▶ [AIM OF THE EXERCISE]:
Each entry must be reproduced precisely as it stands.

▶ [ENTRIES]:

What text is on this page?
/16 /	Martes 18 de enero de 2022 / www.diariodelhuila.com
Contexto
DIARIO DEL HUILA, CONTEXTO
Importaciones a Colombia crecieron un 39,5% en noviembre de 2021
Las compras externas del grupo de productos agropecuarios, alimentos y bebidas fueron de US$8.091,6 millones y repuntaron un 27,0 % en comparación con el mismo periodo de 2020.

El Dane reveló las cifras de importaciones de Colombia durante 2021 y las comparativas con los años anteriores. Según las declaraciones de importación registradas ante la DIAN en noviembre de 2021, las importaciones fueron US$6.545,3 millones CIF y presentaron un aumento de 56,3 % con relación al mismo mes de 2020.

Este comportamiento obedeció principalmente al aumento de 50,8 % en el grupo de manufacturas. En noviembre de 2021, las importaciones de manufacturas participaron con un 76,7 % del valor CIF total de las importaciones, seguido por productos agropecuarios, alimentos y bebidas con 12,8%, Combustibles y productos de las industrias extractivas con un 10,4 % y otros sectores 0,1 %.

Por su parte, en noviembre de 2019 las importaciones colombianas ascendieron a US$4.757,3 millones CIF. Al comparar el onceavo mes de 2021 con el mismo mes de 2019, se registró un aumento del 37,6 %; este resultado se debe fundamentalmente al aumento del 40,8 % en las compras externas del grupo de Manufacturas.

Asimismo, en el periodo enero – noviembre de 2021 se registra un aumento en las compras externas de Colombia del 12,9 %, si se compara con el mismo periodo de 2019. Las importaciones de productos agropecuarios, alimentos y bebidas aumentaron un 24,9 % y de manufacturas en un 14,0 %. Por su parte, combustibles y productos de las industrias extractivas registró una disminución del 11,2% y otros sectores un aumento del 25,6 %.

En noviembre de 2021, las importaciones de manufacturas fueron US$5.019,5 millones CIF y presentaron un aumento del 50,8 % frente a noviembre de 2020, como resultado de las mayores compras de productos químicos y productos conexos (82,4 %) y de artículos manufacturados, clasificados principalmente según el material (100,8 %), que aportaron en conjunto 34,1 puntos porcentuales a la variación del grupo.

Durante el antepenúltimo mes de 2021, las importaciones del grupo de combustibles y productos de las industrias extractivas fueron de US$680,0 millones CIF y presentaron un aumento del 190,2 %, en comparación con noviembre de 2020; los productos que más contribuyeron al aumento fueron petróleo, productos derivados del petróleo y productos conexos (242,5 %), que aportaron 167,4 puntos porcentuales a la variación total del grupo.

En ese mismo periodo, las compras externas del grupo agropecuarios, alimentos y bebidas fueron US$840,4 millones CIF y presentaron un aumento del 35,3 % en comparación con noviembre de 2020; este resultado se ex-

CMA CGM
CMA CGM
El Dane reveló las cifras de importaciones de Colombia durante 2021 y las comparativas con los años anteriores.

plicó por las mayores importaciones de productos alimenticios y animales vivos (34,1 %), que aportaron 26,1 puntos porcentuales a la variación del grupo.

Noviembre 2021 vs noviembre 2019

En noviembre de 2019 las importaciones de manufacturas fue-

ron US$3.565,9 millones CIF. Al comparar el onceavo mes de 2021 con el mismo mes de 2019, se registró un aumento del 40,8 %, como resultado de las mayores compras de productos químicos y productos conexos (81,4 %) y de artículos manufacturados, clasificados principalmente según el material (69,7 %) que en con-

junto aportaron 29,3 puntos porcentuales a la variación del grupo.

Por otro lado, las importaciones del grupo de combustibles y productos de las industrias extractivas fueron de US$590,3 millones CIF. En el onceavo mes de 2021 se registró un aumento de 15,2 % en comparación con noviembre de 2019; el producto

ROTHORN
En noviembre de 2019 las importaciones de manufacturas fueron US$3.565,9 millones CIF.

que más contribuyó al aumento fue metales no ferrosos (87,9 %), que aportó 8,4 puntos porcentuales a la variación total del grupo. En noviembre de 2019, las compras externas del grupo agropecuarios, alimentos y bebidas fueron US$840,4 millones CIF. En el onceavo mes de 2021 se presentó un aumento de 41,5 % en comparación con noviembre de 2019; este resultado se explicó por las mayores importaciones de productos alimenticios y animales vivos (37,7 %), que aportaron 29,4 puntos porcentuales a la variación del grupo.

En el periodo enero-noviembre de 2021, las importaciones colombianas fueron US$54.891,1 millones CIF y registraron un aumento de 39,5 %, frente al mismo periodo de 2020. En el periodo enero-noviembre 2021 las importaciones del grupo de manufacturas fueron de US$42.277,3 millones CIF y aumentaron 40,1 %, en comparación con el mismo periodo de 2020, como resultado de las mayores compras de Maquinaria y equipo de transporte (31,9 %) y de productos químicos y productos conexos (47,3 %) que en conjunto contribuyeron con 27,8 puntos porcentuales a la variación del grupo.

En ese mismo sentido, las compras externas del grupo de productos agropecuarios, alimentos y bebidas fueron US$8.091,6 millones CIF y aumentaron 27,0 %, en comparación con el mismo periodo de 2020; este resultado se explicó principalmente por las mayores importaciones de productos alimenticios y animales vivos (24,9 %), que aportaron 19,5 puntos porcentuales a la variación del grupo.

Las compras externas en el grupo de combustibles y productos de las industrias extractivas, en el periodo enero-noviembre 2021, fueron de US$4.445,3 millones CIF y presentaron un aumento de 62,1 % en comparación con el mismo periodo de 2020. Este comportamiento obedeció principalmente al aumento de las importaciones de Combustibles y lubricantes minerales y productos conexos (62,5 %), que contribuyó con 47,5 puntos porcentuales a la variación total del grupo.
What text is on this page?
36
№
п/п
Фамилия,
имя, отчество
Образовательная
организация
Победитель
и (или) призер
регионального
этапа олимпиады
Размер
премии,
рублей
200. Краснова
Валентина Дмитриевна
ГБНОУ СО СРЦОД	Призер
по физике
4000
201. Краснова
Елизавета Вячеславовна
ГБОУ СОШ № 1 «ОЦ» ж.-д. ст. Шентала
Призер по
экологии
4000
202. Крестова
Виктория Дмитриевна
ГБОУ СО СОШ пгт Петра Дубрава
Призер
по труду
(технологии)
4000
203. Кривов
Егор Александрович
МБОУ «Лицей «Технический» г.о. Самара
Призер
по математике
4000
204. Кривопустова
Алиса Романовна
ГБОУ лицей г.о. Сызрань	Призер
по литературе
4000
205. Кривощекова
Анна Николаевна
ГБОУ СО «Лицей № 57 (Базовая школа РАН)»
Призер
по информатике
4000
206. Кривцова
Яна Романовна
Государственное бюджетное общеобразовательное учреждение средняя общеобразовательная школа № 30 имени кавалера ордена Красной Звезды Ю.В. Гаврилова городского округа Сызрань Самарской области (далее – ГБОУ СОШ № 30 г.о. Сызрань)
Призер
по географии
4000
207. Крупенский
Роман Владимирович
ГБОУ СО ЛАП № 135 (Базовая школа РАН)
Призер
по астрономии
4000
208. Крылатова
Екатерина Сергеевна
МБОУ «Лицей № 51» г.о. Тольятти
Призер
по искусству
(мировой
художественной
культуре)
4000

▶ [EXERCISE ANSWER]:
What text is on this page?
/16 /	Martes 18 de enero de 2022 / www.diariodelhuila.com
Contexto
DIARIO DEL HUILA, CONTEXTO
Importaciones a Colombia crecieron un 39,5% en noviembre de 2021
Las compras externas del grupo de productos agropecuarios, alimentos y bebidas fueron de US$8.091,6 millones y repuntaron un 27,0 % en comparación con el mismo periodo de 2020.

El Dane reveló las cifras de importaciones de Colombia durante 2021 y las comparativas con los años anteriores. Según las declaraciones de importación registradas ante la DIAN en noviembre de 2021, las importaciones fueron US$6.545,3 millones CIF y presentaron un aumento de 56,3 % con relación al mismo mes de 2020.

Este comportamiento obedeció principalmente al aumento de 50,8 % en el grupo de manufacturas. En noviembre de 2021, las importaciones de manufacturas participaron con un 76,7 % del valor CIF total de las importaciones, seguido por productos agropecuarios, alimentos y bebidas con 12,8%, Combustibles y productos de las industrias extractivas con un 10,4 % y otros sectores 0,1 %.

Por su parte, en noviembre de 2019 las importaciones colombianas ascendieron a US$4.757,3 millones CIF. Al comparar el onceavo mes de 2021 con el mismo mes de 2019, se registró un aumento del 37,6 %; este resultado se debe fundamentalmente al aumento del 40,8 % en las compras externas del grupo de Manufacturas.

Asimismo, en el periodo enero – noviembre de 2021 se registra un aumento en las compras externas de Colombia del 12,9 %, si se compara con el mismo periodo de 2019. Las importaciones de productos agropecuarios, alimentos y bebidas aumentaron un 24,9 % y de manufacturas en un 14,0 %. Por su parte, combustibles y productos de las industrias extractivas registró una disminución del 11,2% y otros sectores un aumento del 25,6 %.

En noviembre de 2021, las importaciones de manufacturas fueron US$5.019,5 millones CIF y presentaron un aumento del 50,8 % frente a noviembre de 2020, como resultado de las mayores compras de productos químicos y productos conexos (82,4 %) y de artículos manufacturados, clasificados principalmente según el material (100,8 %), que aportaron en conjunto 34,1 puntos porcentuales a la variación del grupo.

Durante el antepenúltimo mes de 2021, las importaciones del grupo de combustibles y productos de las industrias extractivas fueron de US$680,0 millones CIF y presentaron un aumento del 190,2 %, en comparación con noviembre de 2020; los productos que más contribuyeron al aumento fueron petróleo, productos derivados del petróleo y productos conexos (242,5 %), que aportaron 167,4 puntos porcentuales a la variación total del grupo.

En ese mismo periodo, las compras externas del grupo agropecuarios, alimentos y bebidas fueron US$840,4 millones CIF y presentaron un aumento del 35,3 % en comparación con noviembre de 2020; este resultado se ex-

CMA CGM
CMA CGM
El Dane reveló las cifras de importaciones de Colombia durante 2021 y las comparativas con los años anteriores.

plicó por las mayores importaciones de productos alimenticios y animales vivos (34,1 %), que aportaron 26,1 puntos porcentuales a la variación del grupo.

Noviembre 2021 vs noviembre 2019

En noviembre de 2019 las importaciones de manufacturas fue-

ron US$3.565,9 millones CIF. Al comparar el onceavo mes de 2021 con el mismo mes de 2019, se registró un aumento del 40,8 %, como resultado de las mayores compras de productos químicos y productos conexos (81,4 %) y de artículos manufacturados, clasificados principalmente según el material (69,7 %) que en con-

junto aportaron 29,3 puntos porcentuales a la variación del grupo.

Por otro lado, las importaciones del grupo de combustibles y productos de las industrias extractivas fueron de US$590,3 millones CIF. En el onceavo mes de 2021 se registró un aumento de 15,2 % en comparación con noviembre de 2019; el producto

ROTHORN
En noviembre de 2019 las importaciones de manufacturas fueron US$3.565,9 millones CIF.

que más contribuyó al aumento fue metales no ferrosos (87,9 %), que aportó 8,4 puntos porcentuales a la variación total del grupo. En noviembre de 2019, las compras externas del grupo agropecuarios, alimentos y bebidas fueron US$840,4 millones CIF. En el onceavo mes de 2021 se presentó un aumento de 41,5 % en comparación con noviembre de 2019; este resultado se explicó por las mayores importaciones de productos alimenticios y animales vivos (37,7 %), que aportaron 29,4 puntos porcentuales a la variación del grupo.

En el periodo enero-noviembre de 2021, las importaciones colombianas fueron US$54.891,1 millones CIF y registraron un aumento de 39,5 %, frente al mismo periodo de 2020. En el periodo enero-noviembre 2021 las importaciones del grupo de manufacturas fueron de US$42.277,3 millones CIF y aumentaron 40,1 %, en comparación con el mismo periodo de 2020, como resultado de las mayores compras de Maquinaria y equipo de transporte (31,9 %) y de productos químicos y productos conexos (47,3 %) que en conjunto contribuyeron con 27,8 puntos porcentuales a la variación del grupo.

En ese mismo sentido, las compras externas del grupo de productos agropecuarios, alimentos y bebidas fueron US$8.091,6 millones CIF y aumentaron 27,0 %, en comparación con el mismo periodo de 2020; este resultado se explicó principalmente por las mayores importaciones de productos alimenticios y animales vivos (24,9 %), que aportaron 19,5 puntos porcentuales a la variación del grupo.

Las compras externas en el grupo de combustibles y productos de las industrias extractivas, en el periodo enero-noviembre 2021, fueron de US$4.445,3 millones CIF y presentaron un aumento de 62,1 % en comparación con el mismo periodo de 2020. Este comportamiento obedeció principalmente al aumento de las importaciones de Combustibles y lubricantes minerales y productos conexos (62,5 %), que contribuyó con 47,5 puntos porcentuales a la variación total del grupo.
What text is on this page?
36
№
п/п
Фамилия,
имя, отчество
Образовательная
организация
Победитель
и (или) призер
регионального
этапа олимпиады
Размер
премии,
рублей
200. Краснова
Валентина Дмитриевна
ГБНОУ СО СРЦОД	Призер
по физике
4000
201. Краснова
Елизавета Вячеславовна
ГБОУ СОШ № 1 «ОЦ» ж.-д. ст. Шентала
Призер по
экологии
4000
202. Крестова
Виктория Дмитриевна
ГБОУ СО СОШ пгт Петра Дубрава
Призер
по труду
(технологии)
4000
203. Кривов
Егор Александрович
МБОУ «Лицей «Технический» г.о. Самара
Призер
по математике
4000
204. Кривопустова
Алиса Романовна
ГБОУ лицей г.о. Сызрань	Призер
по литературе
4000
205. Кривощекова
Анна Николаевна
ГБОУ СО «Лицей № 57 (Базовая школа РАН)»
Призер
по информатике
4000
206. Кривцова
Яна Романовна
Государственное бюджетное общеобразовательное учреждение средняя общеобразовательная школа № 30 имени кавалера ордена Красной Звезды Ю.В. Гаврилова городского округа Сызрань Самарской области (далее – ГБОУ СОШ № 30 г.о. Сызрань)
Призер
по географии
4000
207. Крупенский
Роман Владимирович
ГБОУ СО ЛАП № 135 (Базовая школа РАН)
Призер
по астрономии
4000
208. Крылатова
Екатерина Сергеевна
МБОУ «Лицей № 51» г.о. Тольятти
Призер
по искусству
(мировой
художественной
культуре)
4000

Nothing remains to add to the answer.